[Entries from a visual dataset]
** Start **

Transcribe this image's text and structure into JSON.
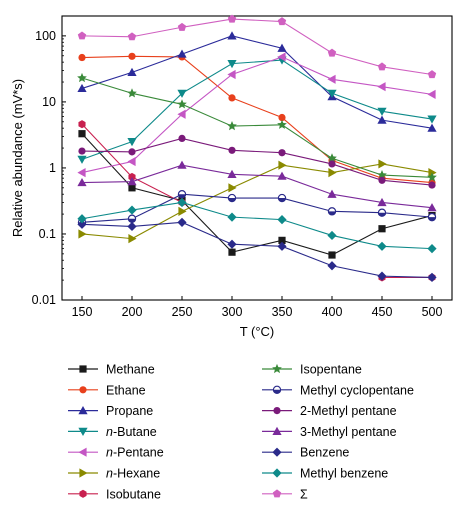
{
  "chart_data": {
    "type": "line",
    "title": "",
    "xlabel": "T (°C)",
    "ylabel": "Relative abundance (mV*s)",
    "x": [
      150,
      200,
      250,
      300,
      350,
      400,
      450,
      500
    ],
    "xlim": [
      130,
      520
    ],
    "ylim": [
      0.01,
      200
    ],
    "yscale": "log",
    "xticks": [
      "150",
      "200",
      "250",
      "300",
      "350",
      "400",
      "450",
      "500"
    ],
    "yticks": [
      "0.01",
      "0.1",
      "1",
      "10",
      "100"
    ],
    "ytick_values": [
      0.01,
      0.1,
      1,
      10,
      100
    ],
    "grid": false,
    "legend_position": "below",
    "series": [
      {
        "name": "Methane",
        "name_prefix": "",
        "name_italic": "",
        "name_suffix": "",
        "color": "#1a1a1a",
        "marker": "square",
        "values": [
          3.3,
          0.5,
          0.32,
          0.053,
          0.08,
          0.048,
          0.12,
          0.19
        ]
      },
      {
        "name": "Ethane",
        "name_prefix": "",
        "name_italic": "",
        "name_suffix": "",
        "color": "#e8401c",
        "marker": "circle",
        "values": [
          47,
          49,
          48,
          11.5,
          5.8,
          1.3,
          0.7,
          0.6
        ]
      },
      {
        "name": "Propane",
        "name_prefix": "",
        "name_italic": "",
        "name_suffix": "",
        "color": "#2b2b9a",
        "marker": "triangle-up",
        "values": [
          16,
          28,
          53,
          100,
          65,
          12,
          5.3,
          4
        ]
      },
      {
        "name": "n-Butane",
        "name_prefix": "",
        "name_italic": "n",
        "name_suffix": "-Butane",
        "color": "#0e8a8a",
        "marker": "triangle-down",
        "values": [
          1.35,
          2.5,
          13.5,
          38,
          43,
          13.5,
          7.2,
          5.5
        ]
      },
      {
        "name": "n-Pentane",
        "name_prefix": "",
        "name_italic": "n",
        "name_suffix": "-Pentane",
        "color": "#c456c4",
        "marker": "triangle-left",
        "values": [
          0.85,
          1.25,
          6.5,
          26,
          48,
          22,
          17,
          13
        ]
      },
      {
        "name": "n-Hexane",
        "name_prefix": "",
        "name_italic": "n",
        "name_suffix": "-Hexane",
        "color": "#8a8a00",
        "marker": "triangle-right",
        "values": [
          0.1,
          0.085,
          0.22,
          0.5,
          1.1,
          0.85,
          1.15,
          0.85
        ]
      },
      {
        "name": "Isobutane",
        "name_prefix": "",
        "name_italic": "",
        "name_suffix": "",
        "color": "#c8204f",
        "marker": "hexagon",
        "values": [
          4.6,
          0.73,
          0.3,
          null,
          null,
          null,
          0.022,
          0.022
        ]
      },
      {
        "name": "Isopentane",
        "name_prefix": "",
        "name_italic": "",
        "name_suffix": "",
        "color": "#3a8a3a",
        "marker": "star",
        "values": [
          23,
          13.5,
          9.2,
          4.3,
          4.5,
          1.4,
          0.78,
          0.72
        ]
      },
      {
        "name": "Methyl cyclopentane",
        "name_prefix": "",
        "name_italic": "",
        "name_suffix": "",
        "color": "#2a2a8a",
        "marker": "circle-half",
        "values": [
          0.15,
          0.17,
          0.4,
          0.35,
          0.35,
          0.22,
          0.21,
          0.18
        ]
      },
      {
        "name": "2-Methyl pentane",
        "name_prefix": "",
        "name_italic": "",
        "name_suffix": "",
        "color": "#7a1a7a",
        "marker": "circle",
        "values": [
          1.8,
          1.75,
          2.8,
          1.85,
          1.7,
          1.15,
          0.65,
          0.55
        ]
      },
      {
        "name": "3-Methyl pentane",
        "name_prefix": "",
        "name_italic": "",
        "name_suffix": "",
        "color": "#7a2a9a",
        "marker": "triangle-up",
        "values": [
          0.6,
          0.62,
          1.1,
          0.8,
          0.75,
          0.4,
          0.3,
          0.25
        ]
      },
      {
        "name": "Benzene",
        "name_prefix": "",
        "name_italic": "",
        "name_suffix": "",
        "color": "#2a2a8a",
        "marker": "diamond",
        "values": [
          0.14,
          0.13,
          0.15,
          0.07,
          0.065,
          0.033,
          0.023,
          0.022
        ]
      },
      {
        "name": "Methyl benzene",
        "name_prefix": "",
        "name_italic": "",
        "name_suffix": "",
        "color": "#0e8a8a",
        "marker": "diamond",
        "values": [
          0.17,
          0.23,
          0.3,
          0.18,
          0.165,
          0.095,
          0.065,
          0.06
        ]
      },
      {
        "name": "Σ",
        "name_prefix": "",
        "name_italic": "",
        "name_suffix": "",
        "color": "#d060c0",
        "marker": "pentagon",
        "values": [
          100,
          97,
          135,
          180,
          165,
          55,
          34,
          26
        ]
      }
    ]
  }
}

** End **

# [DO THIS]
Can the entries above be repeated exactly, without their pictures?

# [ANSWER BELOW]
Transcribe this image's text and structure into JSON.
{
  "chart_data": {
    "type": "line",
    "title": "",
    "xlabel": "T (°C)",
    "ylabel": "Relative abundance (mV*s)",
    "x": [
      150,
      200,
      250,
      300,
      350,
      400,
      450,
      500
    ],
    "xlim": [
      130,
      520
    ],
    "ylim": [
      0.01,
      200
    ],
    "yscale": "log",
    "xticks": [
      "150",
      "200",
      "250",
      "300",
      "350",
      "400",
      "450",
      "500"
    ],
    "yticks": [
      "0.01",
      "0.1",
      "1",
      "10",
      "100"
    ],
    "ytick_values": [
      0.01,
      0.1,
      1,
      10,
      100
    ],
    "grid": false,
    "legend_position": "below",
    "series": [
      {
        "name": "Methane",
        "name_prefix": "",
        "name_italic": "",
        "name_suffix": "",
        "color": "#1a1a1a",
        "marker": "square",
        "values": [
          3.3,
          0.5,
          0.32,
          0.053,
          0.08,
          0.048,
          0.12,
          0.19
        ]
      },
      {
        "name": "Ethane",
        "name_prefix": "",
        "name_italic": "",
        "name_suffix": "",
        "color": "#e8401c",
        "marker": "circle",
        "values": [
          47,
          49,
          48,
          11.5,
          5.8,
          1.3,
          0.7,
          0.6
        ]
      },
      {
        "name": "Propane",
        "name_prefix": "",
        "name_italic": "",
        "name_suffix": "",
        "color": "#2b2b9a",
        "marker": "triangle-up",
        "values": [
          16,
          28,
          53,
          100,
          65,
          12,
          5.3,
          4
        ]
      },
      {
        "name": "n-Butane",
        "name_prefix": "",
        "name_italic": "n",
        "name_suffix": "-Butane",
        "color": "#0e8a8a",
        "marker": "triangle-down",
        "values": [
          1.35,
          2.5,
          13.5,
          38,
          43,
          13.5,
          7.2,
          5.5
        ]
      },
      {
        "name": "n-Pentane",
        "name_prefix": "",
        "name_italic": "n",
        "name_suffix": "-Pentane",
        "color": "#c456c4",
        "marker": "triangle-left",
        "values": [
          0.85,
          1.25,
          6.5,
          26,
          48,
          22,
          17,
          13
        ]
      },
      {
        "name": "n-Hexane",
        "name_prefix": "",
        "name_italic": "n",
        "name_suffix": "-Hexane",
        "color": "#8a8a00",
        "marker": "triangle-right",
        "values": [
          0.1,
          0.085,
          0.22,
          0.5,
          1.1,
          0.85,
          1.15,
          0.85
        ]
      },
      {
        "name": "Isobutane",
        "name_prefix": "",
        "name_italic": "",
        "name_suffix": "",
        "color": "#c8204f",
        "marker": "hexagon",
        "values": [
          4.6,
          0.73,
          0.3,
          null,
          null,
          null,
          0.022,
          0.022
        ]
      },
      {
        "name": "Isopentane",
        "name_prefix": "",
        "name_italic": "",
        "name_suffix": "",
        "color": "#3a8a3a",
        "marker": "star",
        "values": [
          23,
          13.5,
          9.2,
          4.3,
          4.5,
          1.4,
          0.78,
          0.72
        ]
      },
      {
        "name": "Methyl cyclopentane",
        "name_prefix": "",
        "name_italic": "",
        "name_suffix": "",
        "color": "#2a2a8a",
        "marker": "circle-half",
        "values": [
          0.15,
          0.17,
          0.4,
          0.35,
          0.35,
          0.22,
          0.21,
          0.18
        ]
      },
      {
        "name": "2-Methyl pentane",
        "name_prefix": "",
        "name_italic": "",
        "name_suffix": "",
        "color": "#7a1a7a",
        "marker": "circle",
        "values": [
          1.8,
          1.75,
          2.8,
          1.85,
          1.7,
          1.15,
          0.65,
          0.55
        ]
      },
      {
        "name": "3-Methyl pentane",
        "name_prefix": "",
        "name_italic": "",
        "name_suffix": "",
        "color": "#7a2a9a",
        "marker": "triangle-up",
        "values": [
          0.6,
          0.62,
          1.1,
          0.8,
          0.75,
          0.4,
          0.3,
          0.25
        ]
      },
      {
        "name": "Benzene",
        "name_prefix": "",
        "name_italic": "",
        "name_suffix": "",
        "color": "#2a2a8a",
        "marker": "diamond",
        "values": [
          0.14,
          0.13,
          0.15,
          0.07,
          0.065,
          0.033,
          0.023,
          0.022
        ]
      },
      {
        "name": "Methyl benzene",
        "name_prefix": "",
        "name_italic": "",
        "name_suffix": "",
        "color": "#0e8a8a",
        "marker": "diamond",
        "values": [
          0.17,
          0.23,
          0.3,
          0.18,
          0.165,
          0.095,
          0.065,
          0.06
        ]
      },
      {
        "name": "Σ",
        "name_prefix": "",
        "name_italic": "",
        "name_suffix": "",
        "color": "#d060c0",
        "marker": "pentagon",
        "values": [
          100,
          97,
          135,
          180,
          165,
          55,
          34,
          26
        ]
      }
    ]
  }
}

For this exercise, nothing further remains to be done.